═════ Records for the task

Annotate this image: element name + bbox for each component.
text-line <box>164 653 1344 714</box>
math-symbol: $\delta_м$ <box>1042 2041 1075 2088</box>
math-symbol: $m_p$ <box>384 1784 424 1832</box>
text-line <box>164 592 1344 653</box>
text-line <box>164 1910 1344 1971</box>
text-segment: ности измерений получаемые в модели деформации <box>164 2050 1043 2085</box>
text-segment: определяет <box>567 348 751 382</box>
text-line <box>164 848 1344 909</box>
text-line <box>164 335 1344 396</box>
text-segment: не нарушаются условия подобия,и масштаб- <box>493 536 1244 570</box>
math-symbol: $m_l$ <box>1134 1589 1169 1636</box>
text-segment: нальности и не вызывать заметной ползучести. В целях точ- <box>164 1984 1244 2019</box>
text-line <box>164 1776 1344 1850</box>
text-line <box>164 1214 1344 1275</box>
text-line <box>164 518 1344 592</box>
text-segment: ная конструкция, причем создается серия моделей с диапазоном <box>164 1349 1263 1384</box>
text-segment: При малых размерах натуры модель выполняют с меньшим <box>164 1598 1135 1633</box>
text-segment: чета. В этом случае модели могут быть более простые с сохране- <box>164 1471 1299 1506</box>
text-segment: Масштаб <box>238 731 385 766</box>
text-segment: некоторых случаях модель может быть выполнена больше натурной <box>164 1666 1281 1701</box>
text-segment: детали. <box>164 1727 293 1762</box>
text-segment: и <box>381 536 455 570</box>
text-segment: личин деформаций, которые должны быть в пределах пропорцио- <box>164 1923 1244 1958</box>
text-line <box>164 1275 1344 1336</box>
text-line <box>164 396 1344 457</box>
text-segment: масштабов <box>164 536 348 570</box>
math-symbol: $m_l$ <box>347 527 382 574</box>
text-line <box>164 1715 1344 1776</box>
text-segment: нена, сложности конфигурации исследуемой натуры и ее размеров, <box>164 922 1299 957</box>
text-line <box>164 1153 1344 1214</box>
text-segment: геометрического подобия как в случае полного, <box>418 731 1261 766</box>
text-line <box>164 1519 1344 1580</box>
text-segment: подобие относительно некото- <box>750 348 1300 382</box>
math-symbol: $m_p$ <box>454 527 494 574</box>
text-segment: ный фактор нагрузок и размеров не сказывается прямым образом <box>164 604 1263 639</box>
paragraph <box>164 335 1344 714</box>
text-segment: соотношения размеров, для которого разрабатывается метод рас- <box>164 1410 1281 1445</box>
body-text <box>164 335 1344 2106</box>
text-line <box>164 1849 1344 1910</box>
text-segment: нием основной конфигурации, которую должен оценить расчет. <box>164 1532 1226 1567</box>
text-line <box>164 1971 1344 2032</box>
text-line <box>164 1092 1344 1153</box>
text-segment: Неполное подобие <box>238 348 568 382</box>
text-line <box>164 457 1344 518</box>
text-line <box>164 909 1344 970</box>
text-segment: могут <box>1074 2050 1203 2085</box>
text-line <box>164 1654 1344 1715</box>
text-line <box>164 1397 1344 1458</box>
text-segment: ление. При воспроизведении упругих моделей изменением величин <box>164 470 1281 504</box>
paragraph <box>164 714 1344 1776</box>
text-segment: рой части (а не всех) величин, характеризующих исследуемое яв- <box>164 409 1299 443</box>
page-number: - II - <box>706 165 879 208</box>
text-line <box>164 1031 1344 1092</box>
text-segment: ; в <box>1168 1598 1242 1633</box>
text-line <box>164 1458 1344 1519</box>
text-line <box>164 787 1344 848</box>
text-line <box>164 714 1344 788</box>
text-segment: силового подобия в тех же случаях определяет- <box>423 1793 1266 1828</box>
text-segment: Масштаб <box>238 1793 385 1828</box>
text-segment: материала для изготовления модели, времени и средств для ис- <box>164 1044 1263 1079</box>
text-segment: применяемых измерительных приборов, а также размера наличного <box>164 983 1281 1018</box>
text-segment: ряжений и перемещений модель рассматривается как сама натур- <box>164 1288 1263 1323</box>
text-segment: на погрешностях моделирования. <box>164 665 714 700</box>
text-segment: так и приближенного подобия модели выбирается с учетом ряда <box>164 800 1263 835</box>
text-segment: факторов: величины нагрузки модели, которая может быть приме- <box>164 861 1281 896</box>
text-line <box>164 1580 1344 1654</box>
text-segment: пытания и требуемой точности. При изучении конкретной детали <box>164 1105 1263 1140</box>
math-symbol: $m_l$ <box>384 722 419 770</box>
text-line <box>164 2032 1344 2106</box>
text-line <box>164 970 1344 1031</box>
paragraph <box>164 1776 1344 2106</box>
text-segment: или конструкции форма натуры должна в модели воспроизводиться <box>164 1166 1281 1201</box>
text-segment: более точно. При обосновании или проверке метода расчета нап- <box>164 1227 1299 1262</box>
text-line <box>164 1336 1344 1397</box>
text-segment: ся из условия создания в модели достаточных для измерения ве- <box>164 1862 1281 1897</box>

══════════

Rewrite every line of the records above as a numbered list, omitting any blank lines.

[Answer to the task]:
1. Annotate this image: element name + bbox for each component.
2. text-line <box>164 653 1344 714</box>
3. math-symbol: $\delta_м$ <box>1042 2041 1075 2088</box>
4. math-symbol: $m_p$ <box>384 1784 424 1832</box>
5. text-line <box>164 592 1344 653</box>
6. text-line <box>164 1910 1344 1971</box>
7. text-segment: ности измерений получаемые в модели деформации <box>164 2050 1043 2085</box>
8. text-segment: определяет <box>567 348 751 382</box>
9. text-line <box>164 848 1344 909</box>
10. text-line <box>164 335 1344 396</box>
11. text-segment: не нарушаются условия подобия,и масштаб- <box>493 536 1244 570</box>
12. math-symbol: $m_l$ <box>1134 1589 1169 1636</box>
13. text-segment: нальности и не вызывать заметной ползучести. В целях точ- <box>164 1984 1244 2019</box>
14. text-line <box>164 1776 1344 1850</box>
15. text-line <box>164 1214 1344 1275</box>
16. text-line <box>164 518 1344 592</box>
17. text-segment: ная конструкция, причем создается серия моделей с диапазоном <box>164 1349 1263 1384</box>
18. text-segment: При малых размерах натуры модель выполняют с меньшим <box>164 1598 1135 1633</box>
19. text-segment: чета. В этом случае модели могут быть более простые с сохране- <box>164 1471 1299 1506</box>
20. text-segment: Масштаб <box>238 731 385 766</box>
21. text-segment: некоторых случаях модель может быть выполнена больше натурной <box>164 1666 1281 1701</box>
22. text-segment: детали. <box>164 1727 293 1762</box>
23. text-segment: и <box>381 536 455 570</box>
24. text-segment: личин деформаций, которые должны быть в пределах пропорцио- <box>164 1923 1244 1958</box>
25. text-line <box>164 1275 1344 1336</box>
26. text-line <box>164 396 1344 457</box>
27. text-segment: масштабов <box>164 536 348 570</box>
28. math-symbol: $m_l$ <box>347 527 382 574</box>
29. text-line <box>164 1715 1344 1776</box>
30. text-segment: нена, сложности конфигурации исследуемой натуры и ее размеров, <box>164 922 1299 957</box>
31. text-line <box>164 1153 1344 1214</box>
32. text-segment: геометрического подобия как в случае полного, <box>418 731 1261 766</box>
33. text-line <box>164 1519 1344 1580</box>
34. text-segment: подобие относительно некото- <box>750 348 1300 382</box>
35. math-symbol: $m_p$ <box>454 527 494 574</box>
36. text-segment: ный фактор нагрузок и размеров не сказывается прямым образом <box>164 604 1263 639</box>
37. paragraph <box>164 335 1344 714</box>
38. text-segment: соотношения размеров, для которого разрабатывается метод рас- <box>164 1410 1281 1445</box>
39. body-text <box>164 335 1344 2106</box>
40. text-line <box>164 1849 1344 1910</box>
41. text-segment: нием основной конфигурации, которую должен оценить расчет. <box>164 1532 1226 1567</box>
42. text-line <box>164 1971 1344 2032</box>
43. text-line <box>164 1092 1344 1153</box>
44. text-segment: Неполное подобие <box>238 348 568 382</box>
45. text-line <box>164 457 1344 518</box>
46. text-line <box>164 909 1344 970</box>
47. text-segment: могут <box>1074 2050 1203 2085</box>
48. text-line <box>164 1654 1344 1715</box>
49. text-line <box>164 1397 1344 1458</box>
50. text-segment: ление. При воспроизведении упругих моделей изменением величин <box>164 470 1281 504</box>
51. paragraph <box>164 714 1344 1776</box>
52. text-segment: рой части (а не всех) величин, характеризующих исследуемое яв- <box>164 409 1299 443</box>
53. page-number: - II - <box>706 165 879 208</box>
54. text-line <box>164 1031 1344 1092</box>
55. text-segment: ; в <box>1168 1598 1242 1633</box>
56. text-line <box>164 1458 1344 1519</box>
57. text-line <box>164 787 1344 848</box>
58. text-line <box>164 714 1344 788</box>
59. text-segment: силового подобия в тех же случаях определяет- <box>423 1793 1266 1828</box>
60. text-segment: Масштаб <box>238 1793 385 1828</box>
61. text-segment: материала для изготовления модели, времени и средств для ис- <box>164 1044 1263 1079</box>
62. text-segment: применяемых измерительных приборов, а также размера наличного <box>164 983 1281 1018</box>
63. text-segment: ряжений и перемещений модель рассматривается как сама натур- <box>164 1288 1263 1323</box>
64. text-segment: на погрешностях моделирования. <box>164 665 714 700</box>
65. text-segment: так и приближенного подобия модели выбирается с учетом ряда <box>164 800 1263 835</box>
66. text-segment: факторов: величины нагрузки модели, которая может быть приме- <box>164 861 1281 896</box>
67. text-line <box>164 1580 1344 1654</box>
68. text-segment: пытания и требуемой точности. При изучении конкретной детали <box>164 1105 1263 1140</box>
69. math-symbol: $m_l$ <box>384 722 419 770</box>
70. text-line <box>164 2032 1344 2106</box>
71. text-line <box>164 970 1344 1031</box>
72. paragraph <box>164 1776 1344 2106</box>
73. text-segment: или конструкции форма натуры должна в модели воспроизводиться <box>164 1166 1281 1201</box>
74. text-segment: более точно. При обосновании или проверке метода расчета нап- <box>164 1227 1299 1262</box>
75. text-line <box>164 1336 1344 1397</box>
76. text-segment: ся из условия создания в модели достаточных для измерения ве- <box>164 1862 1281 1897</box>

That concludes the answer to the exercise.